Go through the lines below and copy each one that holds the string "Rate".

**Data for the task:**
--------------------------------

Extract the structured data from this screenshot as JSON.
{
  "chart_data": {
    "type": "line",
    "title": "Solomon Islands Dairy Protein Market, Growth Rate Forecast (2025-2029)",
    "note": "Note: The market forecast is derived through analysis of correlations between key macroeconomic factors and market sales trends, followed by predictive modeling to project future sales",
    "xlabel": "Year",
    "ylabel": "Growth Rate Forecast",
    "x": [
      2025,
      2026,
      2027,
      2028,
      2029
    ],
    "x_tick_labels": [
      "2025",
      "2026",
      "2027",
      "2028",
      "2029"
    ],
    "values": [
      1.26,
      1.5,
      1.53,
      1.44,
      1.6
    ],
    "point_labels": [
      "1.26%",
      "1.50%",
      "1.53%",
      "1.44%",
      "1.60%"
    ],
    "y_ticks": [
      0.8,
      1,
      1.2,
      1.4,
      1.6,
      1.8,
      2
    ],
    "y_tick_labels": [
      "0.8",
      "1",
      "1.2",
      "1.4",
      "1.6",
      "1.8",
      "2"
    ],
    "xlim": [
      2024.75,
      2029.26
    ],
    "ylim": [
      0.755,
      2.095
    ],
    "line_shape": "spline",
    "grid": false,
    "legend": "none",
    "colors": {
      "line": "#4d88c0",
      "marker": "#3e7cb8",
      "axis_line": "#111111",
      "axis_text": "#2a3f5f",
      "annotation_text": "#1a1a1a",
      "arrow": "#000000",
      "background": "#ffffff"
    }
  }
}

--------------------------------

**Response for this exercise:**
    "title": "Solomon Islands Dairy Protein Market, Growth Rate Forecast (2025-2029)",
    "ylabel": "Growth Rate Forecast",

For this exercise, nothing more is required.